Request:
Strip the pictures and reproduce the rest of the listing exactly.

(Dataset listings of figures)
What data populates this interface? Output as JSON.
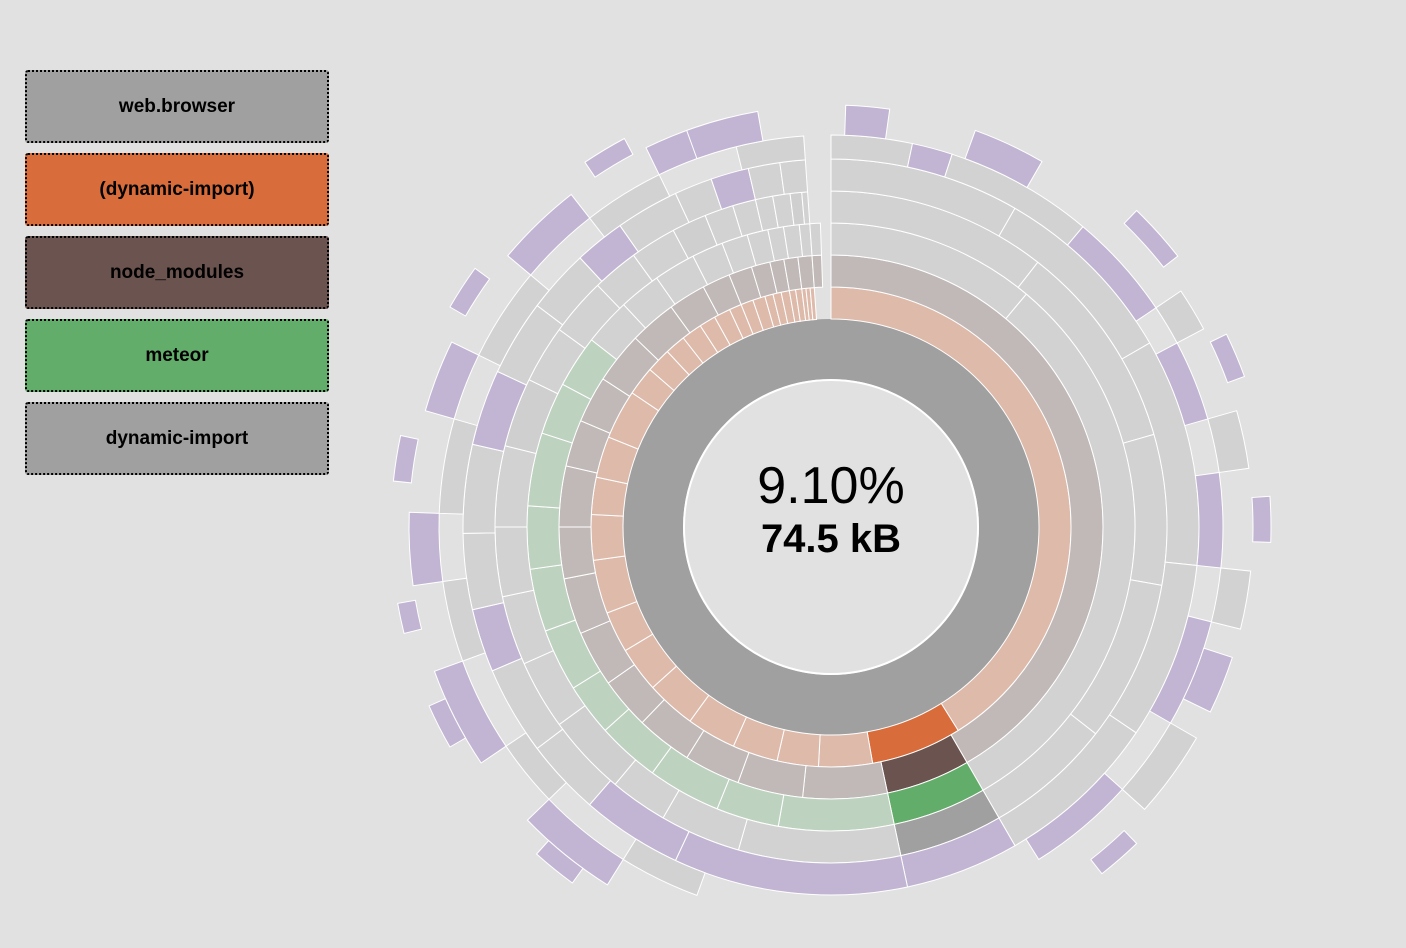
{
  "breadcrumb": [
    {
      "label": "web.browser",
      "color": "#a0a0a0"
    },
    {
      "label": "(dynamic-import)",
      "color": "#d86c3a"
    },
    {
      "label": "node_modules",
      "color": "#6b534f"
    },
    {
      "label": "meteor",
      "color": "#63ad6b"
    },
    {
      "label": "dynamic-import",
      "color": "#a0a0a0"
    }
  ],
  "center": {
    "percentage": "9.10%",
    "size": "74.5 kB"
  },
  "colors": {
    "background": "#e1e1e1",
    "web_browser": "#a0a0a0",
    "dynamic_import_group": "#d86c3a",
    "node_modules": "#6b534f",
    "meteor": "#63ad6b",
    "dynamic_import_pkg": "#a0a0a0",
    "file": "#9b80c2",
    "other": "#c8c8c8"
  },
  "chart_data": {
    "type": "sunburst",
    "highlighted_path": [
      "web.browser",
      "(dynamic-import)",
      "node_modules",
      "meteor",
      "dynamic-import"
    ],
    "highlighted_share_percent": 9.1,
    "highlighted_size": "74.5 kB"
  }
}
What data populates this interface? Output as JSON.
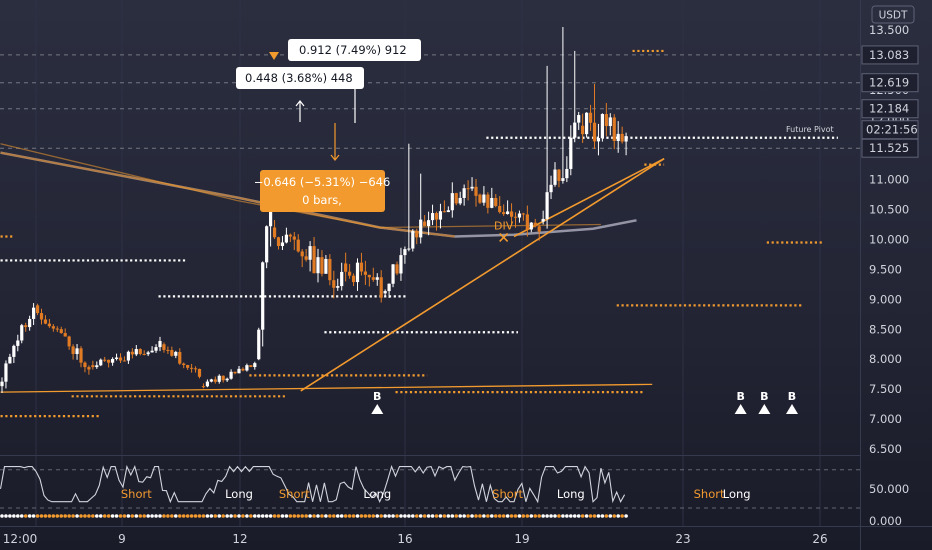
{
  "currency_badge": "USDT",
  "countdown": "02:21:56",
  "future_pivot_label": "Future Pivot",
  "colors": {
    "up": "#ffffff",
    "down": "#e07b24",
    "accent": "#f29a2e",
    "ma": "#a8a8b8",
    "bg": "#252738",
    "grid_text": "#d1d4dc"
  },
  "measurements": {
    "up_long": "0.912 (7.49%) 912",
    "up_short": "0.448 (3.68%) 448",
    "down_line1": "−0.646 (−5.31%) −646",
    "down_line2": "0 bars,"
  },
  "chart_data": [
    {
      "type": "candlestick",
      "title": "",
      "ylim": [
        6.4,
        13.75
      ],
      "y_ticks": [
        "6.500",
        "7.000",
        "7.500",
        "8.000",
        "8.500",
        "9.000",
        "9.500",
        "10.000",
        "10.500",
        "11.000",
        "11.500",
        "12.000",
        "12.500",
        "13.000",
        "13.500"
      ],
      "price_labels": [
        {
          "label": "13.083",
          "value": 13.083,
          "boxed": true
        },
        {
          "label": "12.619",
          "value": 12.619,
          "boxed": true
        },
        {
          "label": "12.184",
          "value": 12.184,
          "boxed": true
        },
        {
          "label": "11.525",
          "value": 11.525,
          "boxed": true
        }
      ],
      "x_tick_labels": [
        "12:00",
        "9",
        "12",
        "16",
        "19",
        "23",
        "26"
      ],
      "segments": [
        {
          "n": 9,
          "start": 7.55,
          "end": 8.9,
          "vol": 0.13,
          "seed": 3
        },
        {
          "n": 14,
          "start": 8.9,
          "end": 7.9,
          "vol": 0.1,
          "seed": 11
        },
        {
          "n": 18,
          "start": 7.9,
          "end": 8.25,
          "vol": 0.09,
          "seed": 17
        },
        {
          "n": 10,
          "start": 8.25,
          "end": 7.75,
          "vol": 0.08,
          "seed": 23
        },
        {
          "n": 14,
          "start": 7.55,
          "end": 7.9,
          "vol": 0.05,
          "seed": 29
        },
        {
          "n": 4,
          "start": 8.0,
          "end": 10.75,
          "vol": 0.35,
          "seed": 31
        },
        {
          "n": 18,
          "start": 10.2,
          "end": 9.25,
          "vol": 0.2,
          "seed": 37
        },
        {
          "n": 10,
          "start": 9.6,
          "end": 9.2,
          "vol": 0.18,
          "seed": 41
        },
        {
          "n": 10,
          "start": 9.1,
          "end": 10.3,
          "vol": 0.15,
          "seed": 43
        },
        {
          "n": 14,
          "start": 10.3,
          "end": 10.75,
          "vol": 0.2,
          "seed": 47
        },
        {
          "n": 16,
          "start": 10.75,
          "end": 10.3,
          "vol": 0.2,
          "seed": 53
        },
        {
          "n": 10,
          "start": 10.3,
          "end": 11.9,
          "vol": 0.22,
          "seed": 59
        },
        {
          "n": 12,
          "start": 11.9,
          "end": 11.8,
          "vol": 0.25,
          "seed": 61
        }
      ],
      "spikes": [
        {
          "index": 103,
          "high": 11.6
        },
        {
          "index": 106,
          "high": 11.1
        },
        {
          "index": 138,
          "high": 12.9
        },
        {
          "index": 142,
          "high": 13.55
        },
        {
          "index": 145,
          "high": 13.15
        },
        {
          "index": 150,
          "high": 12.6
        }
      ],
      "moving_average": [
        [
          0,
          11.45
        ],
        [
          60,
          10.7
        ],
        [
          96,
          10.2
        ],
        [
          115,
          10.05
        ],
        [
          130,
          10.08
        ],
        [
          150,
          10.18
        ],
        [
          161,
          10.32
        ]
      ],
      "trend_lines": [
        {
          "from": [
            0,
            7.45
          ],
          "to": [
            165,
            7.58
          ]
        },
        {
          "from": [
            76,
            7.47
          ],
          "to": [
            168,
            11.35
          ]
        },
        {
          "from": [
            130,
            10.05
          ],
          "to": [
            168,
            11.35
          ]
        },
        {
          "from": [
            0,
            11.6
          ],
          "to": [
            60,
            10.65
          ]
        },
        {
          "from": [
            60,
            10.65
          ],
          "to": [
            96,
            10.2
          ]
        },
        {
          "from": [
            96,
            10.2
          ],
          "to": [
            152,
            10.25
          ]
        }
      ],
      "pivot_levels": [
        {
          "from": 0,
          "to": 3,
          "y": 10.05,
          "color": "accent"
        },
        {
          "from": 0,
          "to": 47,
          "y": 9.65,
          "color": "white"
        },
        {
          "from": 40,
          "to": 103,
          "y": 9.05,
          "color": "white"
        },
        {
          "from": 82,
          "to": 131,
          "y": 8.45,
          "color": "white"
        },
        {
          "from": 0,
          "to": 25,
          "y": 7.05,
          "color": "accent"
        },
        {
          "from": 18,
          "to": 72,
          "y": 7.38,
          "color": "accent"
        },
        {
          "from": 63,
          "to": 108,
          "y": 7.73,
          "color": "accent"
        },
        {
          "from": 100,
          "to": 163,
          "y": 7.45,
          "color": "accent"
        },
        {
          "from": 123,
          "to": 212,
          "y": 11.7,
          "color": "white"
        },
        {
          "from": 156,
          "to": 203,
          "y": 8.9,
          "color": "accent"
        },
        {
          "from": 194,
          "to": 208,
          "y": 9.95,
          "color": "accent"
        },
        {
          "from": 160,
          "to": 168,
          "y": 13.15,
          "color": "accent"
        },
        {
          "from": 163,
          "to": 168,
          "y": 11.25,
          "color": "accent"
        }
      ],
      "buy_signals": [
        {
          "index": 95,
          "label": "B"
        },
        {
          "index": 187,
          "label": "B"
        },
        {
          "index": 193,
          "label": "B"
        },
        {
          "index": 200,
          "label": "B"
        }
      ],
      "divergence": {
        "label": "DIV",
        "index": 127,
        "value": 10.0
      }
    },
    {
      "type": "line",
      "title": "",
      "ylim": [
        -5,
        100
      ],
      "y_ticks": [
        "0.000",
        "50.000"
      ],
      "signals": [
        {
          "label": "Short",
          "index": 34,
          "color": "accent"
        },
        {
          "label": "Long",
          "index": 60,
          "color": "white"
        },
        {
          "label": "Short",
          "index": 74,
          "color": "accent"
        },
        {
          "label": "Long",
          "index": 95,
          "color": "white"
        },
        {
          "label": "Short",
          "index": 128,
          "color": "accent"
        },
        {
          "label": "Long",
          "index": 144,
          "color": "white"
        },
        {
          "label": "Short",
          "index": 179,
          "color": "accent"
        },
        {
          "label": "Long",
          "index": 186,
          "color": "white"
        }
      ]
    }
  ]
}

Response for this exercise:
What data populates this interface? Output as JSON.
{
  "breadcrumb": [
    {
      "label": "web.browser",
      "color": "#a0a0a0"
    },
    {
      "label": "(dynamic-import)",
      "color": "#d86c3a"
    },
    {
      "label": "node_modules",
      "color": "#6b534f"
    },
    {
      "label": "meteor",
      "color": "#63ad6b"
    },
    {
      "label": "dynamic-import",
      "color": "#a0a0a0"
    }
  ],
  "center": {
    "percentage": "9.10%",
    "size": "74.5 kB"
  },
  "colors": {
    "background": "#e1e1e1",
    "web_browser": "#a0a0a0",
    "dynamic_import_group": "#d86c3a",
    "node_modules": "#6b534f",
    "meteor": "#63ad6b",
    "dynamic_import_pkg": "#a0a0a0",
    "file": "#9b80c2",
    "other": "#c8c8c8"
  },
  "chart_data": {
    "type": "sunburst",
    "highlighted_path": [
      "web.browser",
      "(dynamic-import)",
      "node_modules",
      "meteor",
      "dynamic-import"
    ],
    "highlighted_share_percent": 9.1,
    "highlighted_size": "74.5 kB"
  }
}
What data populates this interface? Output as JSON.
{
  "currency_badge": "USDT",
  "countdown": "02:21:56",
  "future_pivot_label": "Future Pivot",
  "colors": {
    "up": "#ffffff",
    "down": "#e07b24",
    "accent": "#f29a2e",
    "ma": "#a8a8b8",
    "bg": "#252738",
    "grid_text": "#d1d4dc"
  },
  "measurements": {
    "up_long": "0.912 (7.49%) 912",
    "up_short": "0.448 (3.68%) 448",
    "down_line1": "−0.646 (−5.31%) −646",
    "down_line2": "0 bars,"
  },
  "chart_data": [
    {
      "type": "candlestick",
      "title": "",
      "ylim": [
        6.4,
        13.75
      ],
      "y_ticks": [
        "6.500",
        "7.000",
        "7.500",
        "8.000",
        "8.500",
        "9.000",
        "9.500",
        "10.000",
        "10.500",
        "11.000",
        "11.500",
        "12.000",
        "12.500",
        "13.000",
        "13.500"
      ],
      "price_labels": [
        {
          "label": "13.083",
          "value": 13.083,
          "boxed": true
        },
        {
          "label": "12.619",
          "value": 12.619,
          "boxed": true
        },
        {
          "label": "12.184",
          "value": 12.184,
          "boxed": true
        },
        {
          "label": "11.525",
          "value": 11.525,
          "boxed": true
        }
      ],
      "x_tick_labels": [
        "12:00",
        "9",
        "12",
        "16",
        "19",
        "23",
        "26"
      ],
      "segments": [
        {
          "n": 9,
          "start": 7.55,
          "end": 8.9,
          "vol": 0.13,
          "seed": 3
        },
        {
          "n": 14,
          "start": 8.9,
          "end": 7.9,
          "vol": 0.1,
          "seed": 11
        },
        {
          "n": 18,
          "start": 7.9,
          "end": 8.25,
          "vol": 0.09,
          "seed": 17
        },
        {
          "n": 10,
          "start": 8.25,
          "end": 7.75,
          "vol": 0.08,
          "seed": 23
        },
        {
          "n": 14,
          "start": 7.55,
          "end": 7.9,
          "vol": 0.05,
          "seed": 29
        },
        {
          "n": 4,
          "start": 8.0,
          "end": 10.75,
          "vol": 0.35,
          "seed": 31
        },
        {
          "n": 18,
          "start": 10.2,
          "end": 9.25,
          "vol": 0.2,
          "seed": 37
        },
        {
          "n": 10,
          "start": 9.6,
          "end": 9.2,
          "vol": 0.18,
          "seed": 41
        },
        {
          "n": 10,
          "start": 9.1,
          "end": 10.3,
          "vol": 0.15,
          "seed": 43
        },
        {
          "n": 14,
          "start": 10.3,
          "end": 10.75,
          "vol": 0.2,
          "seed": 47
        },
        {
          "n": 16,
          "start": 10.75,
          "end": 10.3,
          "vol": 0.2,
          "seed": 53
        },
        {
          "n": 10,
          "start": 10.3,
          "end": 11.9,
          "vol": 0.22,
          "seed": 59
        },
        {
          "n": 12,
          "start": 11.9,
          "end": 11.8,
          "vol": 0.25,
          "seed": 61
        }
      ],
      "spikes": [
        {
          "index": 103,
          "high": 11.6
        },
        {
          "index": 106,
          "high": 11.1
        },
        {
          "index": 138,
          "high": 12.9
        },
        {
          "index": 142,
          "high": 13.55
        },
        {
          "index": 145,
          "high": 13.15
        },
        {
          "index": 150,
          "high": 12.6
        }
      ],
      "moving_average": [
        [
          0,
          11.45
        ],
        [
          60,
          10.7
        ],
        [
          96,
          10.2
        ],
        [
          115,
          10.05
        ],
        [
          130,
          10.08
        ],
        [
          150,
          10.18
        ],
        [
          161,
          10.32
        ]
      ],
      "trend_lines": [
        {
          "from": [
            0,
            7.45
          ],
          "to": [
            165,
            7.58
          ]
        },
        {
          "from": [
            76,
            7.47
          ],
          "to": [
            168,
            11.35
          ]
        },
        {
          "from": [
            130,
            10.05
          ],
          "to": [
            168,
            11.35
          ]
        },
        {
          "from": [
            0,
            11.6
          ],
          "to": [
            60,
            10.65
          ]
        },
        {
          "from": [
            60,
            10.65
          ],
          "to": [
            96,
            10.2
          ]
        },
        {
          "from": [
            96,
            10.2
          ],
          "to": [
            152,
            10.25
          ]
        }
      ],
      "pivot_levels": [
        {
          "from": 0,
          "to": 3,
          "y": 10.05,
          "color": "accent"
        },
        {
          "from": 0,
          "to": 47,
          "y": 9.65,
          "color": "white"
        },
        {
          "from": 40,
          "to": 103,
          "y": 9.05,
          "color": "white"
        },
        {
          "from": 82,
          "to": 131,
          "y": 8.45,
          "color": "white"
        },
        {
          "from": 0,
          "to": 25,
          "y": 7.05,
          "color": "accent"
        },
        {
          "from": 18,
          "to": 72,
          "y": 7.38,
          "color": "accent"
        },
        {
          "from": 63,
          "to": 108,
          "y": 7.73,
          "color": "accent"
        },
        {
          "from": 100,
          "to": 163,
          "y": 7.45,
          "color": "accent"
        },
        {
          "from": 123,
          "to": 212,
          "y": 11.7,
          "color": "white"
        },
        {
          "from": 156,
          "to": 203,
          "y": 8.9,
          "color": "accent"
        },
        {
          "from": 194,
          "to": 208,
          "y": 9.95,
          "color": "accent"
        },
        {
          "from": 160,
          "to": 168,
          "y": 13.15,
          "color": "accent"
        },
        {
          "from": 163,
          "to": 168,
          "y": 11.25,
          "color": "accent"
        }
      ],
      "buy_signals": [
        {
          "index": 95,
          "label": "B"
        },
        {
          "index": 187,
          "label": "B"
        },
        {
          "index": 193,
          "label": "B"
        },
        {
          "index": 200,
          "label": "B"
        }
      ],
      "divergence": {
        "label": "DIV",
        "index": 127,
        "value": 10.0
      }
    },
    {
      "type": "line",
      "title": "",
      "ylim": [
        -5,
        100
      ],
      "y_ticks": [
        "0.000",
        "50.000"
      ],
      "signals": [
        {
          "label": "Short",
          "index": 34,
          "color": "accent"
        },
        {
          "label": "Long",
          "index": 60,
          "color": "white"
        },
        {
          "label": "Short",
          "index": 74,
          "color": "accent"
        },
        {
          "label": "Long",
          "index": 95,
          "color": "white"
        },
        {
          "label": "Short",
          "index": 128,
          "color": "accent"
        },
        {
          "label": "Long",
          "index": 144,
          "color": "white"
        },
        {
          "label": "Short",
          "index": 179,
          "color": "accent"
        },
        {
          "label": "Long",
          "index": 186,
          "color": "white"
        }
      ]
    }
  ]
}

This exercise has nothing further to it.